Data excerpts
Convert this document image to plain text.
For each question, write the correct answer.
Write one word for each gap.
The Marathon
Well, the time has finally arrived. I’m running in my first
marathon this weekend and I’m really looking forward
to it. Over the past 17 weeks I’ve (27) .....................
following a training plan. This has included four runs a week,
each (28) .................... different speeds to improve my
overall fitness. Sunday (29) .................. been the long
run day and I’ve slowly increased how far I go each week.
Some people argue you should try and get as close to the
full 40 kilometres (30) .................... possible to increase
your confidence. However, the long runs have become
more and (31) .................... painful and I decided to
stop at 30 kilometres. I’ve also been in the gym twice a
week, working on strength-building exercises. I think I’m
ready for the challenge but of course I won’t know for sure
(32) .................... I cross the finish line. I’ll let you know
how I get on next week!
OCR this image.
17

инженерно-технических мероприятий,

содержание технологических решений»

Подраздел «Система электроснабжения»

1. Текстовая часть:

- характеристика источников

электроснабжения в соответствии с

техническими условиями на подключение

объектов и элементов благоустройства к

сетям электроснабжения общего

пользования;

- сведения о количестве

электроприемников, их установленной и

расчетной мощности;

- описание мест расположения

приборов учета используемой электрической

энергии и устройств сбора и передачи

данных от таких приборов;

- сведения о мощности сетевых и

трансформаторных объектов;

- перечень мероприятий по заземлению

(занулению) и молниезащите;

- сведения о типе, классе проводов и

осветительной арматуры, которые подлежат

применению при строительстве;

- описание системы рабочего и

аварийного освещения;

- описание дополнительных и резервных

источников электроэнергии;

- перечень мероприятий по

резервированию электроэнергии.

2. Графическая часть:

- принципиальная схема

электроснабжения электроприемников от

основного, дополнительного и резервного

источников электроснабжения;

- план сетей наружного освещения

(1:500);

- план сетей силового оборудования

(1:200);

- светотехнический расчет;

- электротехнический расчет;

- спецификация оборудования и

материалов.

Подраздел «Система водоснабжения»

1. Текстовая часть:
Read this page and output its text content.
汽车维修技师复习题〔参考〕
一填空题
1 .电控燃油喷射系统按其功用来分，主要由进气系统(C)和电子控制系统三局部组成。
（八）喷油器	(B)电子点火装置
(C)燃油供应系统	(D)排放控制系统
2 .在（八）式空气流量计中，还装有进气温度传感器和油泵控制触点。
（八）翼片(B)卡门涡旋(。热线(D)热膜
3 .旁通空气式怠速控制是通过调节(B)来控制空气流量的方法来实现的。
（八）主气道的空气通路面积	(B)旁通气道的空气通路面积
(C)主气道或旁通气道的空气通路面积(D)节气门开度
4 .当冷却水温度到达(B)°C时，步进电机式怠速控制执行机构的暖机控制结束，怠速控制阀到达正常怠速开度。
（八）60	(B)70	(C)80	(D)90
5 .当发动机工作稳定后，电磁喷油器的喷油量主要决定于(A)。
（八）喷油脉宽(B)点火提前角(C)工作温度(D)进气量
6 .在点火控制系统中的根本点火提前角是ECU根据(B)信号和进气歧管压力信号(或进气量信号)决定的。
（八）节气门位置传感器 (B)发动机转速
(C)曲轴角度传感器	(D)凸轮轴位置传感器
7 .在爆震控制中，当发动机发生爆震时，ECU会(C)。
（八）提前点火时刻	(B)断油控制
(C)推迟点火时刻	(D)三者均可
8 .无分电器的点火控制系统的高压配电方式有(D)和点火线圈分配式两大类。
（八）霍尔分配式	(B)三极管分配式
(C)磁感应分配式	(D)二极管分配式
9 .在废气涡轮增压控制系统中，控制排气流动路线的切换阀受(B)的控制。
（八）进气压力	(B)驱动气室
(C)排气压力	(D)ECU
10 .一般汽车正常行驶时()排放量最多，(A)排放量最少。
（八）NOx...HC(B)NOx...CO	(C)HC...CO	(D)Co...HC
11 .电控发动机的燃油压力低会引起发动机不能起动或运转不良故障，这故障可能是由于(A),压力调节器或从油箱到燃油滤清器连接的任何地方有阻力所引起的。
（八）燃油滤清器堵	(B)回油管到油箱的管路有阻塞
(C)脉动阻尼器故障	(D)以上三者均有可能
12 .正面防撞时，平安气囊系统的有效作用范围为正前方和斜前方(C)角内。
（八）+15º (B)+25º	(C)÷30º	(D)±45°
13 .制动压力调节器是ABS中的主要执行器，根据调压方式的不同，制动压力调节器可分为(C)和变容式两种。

**TASK GOAL:** Copy every line verbatim.

**THE REPLY:**
Convert this document image to plain text.
For each question, write the correct answer.
Write one word for each gap.
The Marathon
Well, the time has finally arrived. I’m running in my first
marathon this weekend and I’m really looking forward
to it. Over the past 17 weeks I’ve (27) .....................
following a training plan. This has included four runs a week,
each (28) .................... different speeds to improve my
overall fitness. Sunday (29) .................. been the long
run day and I’ve slowly increased how far I go each week.
Some people argue you should try and get as close to the
full 40 kilometres (30) .................... possible to increase
your confidence. However, the long runs have become
more and (31) .................... painful and I decided to
stop at 30 kilometres. I’ve also been in the gym twice a
week, working on strength-building exercises. I think I’m
ready for the challenge but of course I won’t know for sure
(32) .................... I cross the finish line. I’ll let you know
how I get on next week!
OCR this image.
17

инженерно-технических мероприятий,

содержание технологических решений»

Подраздел «Система электроснабжения»

1. Текстовая часть:

- характеристика источников

электроснабжения в соответствии с

техническими условиями на подключение

объектов и элементов благоустройства к

сетям электроснабжения общего

пользования;

- сведения о количестве

электроприемников, их установленной и

расчетной мощности;

- описание мест расположения

приборов учета используемой электрической

энергии и устройств сбора и передачи

данных от таких приборов;

- сведения о мощности сетевых и

трансформаторных объектов;

- перечень мероприятий по заземлению

(занулению) и молниезащите;

- сведения о типе, классе проводов и

осветительной арматуры, которые подлежат

применению при строительстве;

- описание системы рабочего и

аварийного освещения;

- описание дополнительных и резервных

источников электроэнергии;

- перечень мероприятий по

резервированию электроэнергии.

2. Графическая часть:

- принципиальная схема

электроснабжения электроприемников от

основного, дополнительного и резервного

источников электроснабжения;

- план сетей наружного освещения

(1:500);

- план сетей силового оборудования

(1:200);

- светотехнический расчет;

- электротехнический расчет;

- спецификация оборудования и

материалов.

Подраздел «Система водоснабжения»

1. Текстовая часть:
Read this page and output its text content.
汽车维修技师复习题〔参考〕
一填空题
1 .电控燃油喷射系统按其功用来分，主要由进气系统(C)和电子控制系统三局部组成。
（八）喷油器	(B)电子点火装置
(C)燃油供应系统	(D)排放控制系统
2 .在（八）式空气流量计中，还装有进气温度传感器和油泵控制触点。
（八）翼片(B)卡门涡旋(。热线(D)热膜
3 .旁通空气式怠速控制是通过调节(B)来控制空气流量的方法来实现的。
（八）主气道的空气通路面积	(B)旁通气道的空气通路面积
(C)主气道或旁通气道的空气通路面积(D)节气门开度
4 .当冷却水温度到达(B)°C时，步进电机式怠速控制执行机构的暖机控制结束，怠速控制阀到达正常怠速开度。
（八）60	(B)70	(C)80	(D)90
5 .当发动机工作稳定后，电磁喷油器的喷油量主要决定于(A)。
（八）喷油脉宽(B)点火提前角(C)工作温度(D)进气量
6 .在点火控制系统中的根本点火提前角是ECU根据(B)信号和进气歧管压力信号(或进气量信号)决定的。
（八）节气门位置传感器 (B)发动机转速
(C)曲轴角度传感器	(D)凸轮轴位置传感器
7 .在爆震控制中，当发动机发生爆震时，ECU会(C)。
（八）提前点火时刻	(B)断油控制
(C)推迟点火时刻	(D)三者均可
8 .无分电器的点火控制系统的高压配电方式有(D)和点火线圈分配式两大类。
（八）霍尔分配式	(B)三极管分配式
(C)磁感应分配式	(D)二极管分配式
9 .在废气涡轮增压控制系统中，控制排气流动路线的切换阀受(B)的控制。
（八）进气压力	(B)驱动气室
(C)排气压力	(D)ECU
10 .一般汽车正常行驶时()排放量最多，(A)排放量最少。
（八）NOx...HC(B)NOx...CO	(C)HC...CO	(D)Co...HC
11 .电控发动机的燃油压力低会引起发动机不能起动或运转不良故障，这故障可能是由于(A),压力调节器或从油箱到燃油滤清器连接的任何地方有阻力所引起的。
（八）燃油滤清器堵	(B)回油管到油箱的管路有阻塞
(C)脉动阻尼器故障	(D)以上三者均有可能
12 .正面防撞时，平安气囊系统的有效作用范围为正前方和斜前方(C)角内。
（八）+15º (B)+25º	(C)÷30º	(D)±45°
13 .制动压力调节器是ABS中的主要执行器，根据调压方式的不同，制动压力调节器可分为(C)和变容式两种。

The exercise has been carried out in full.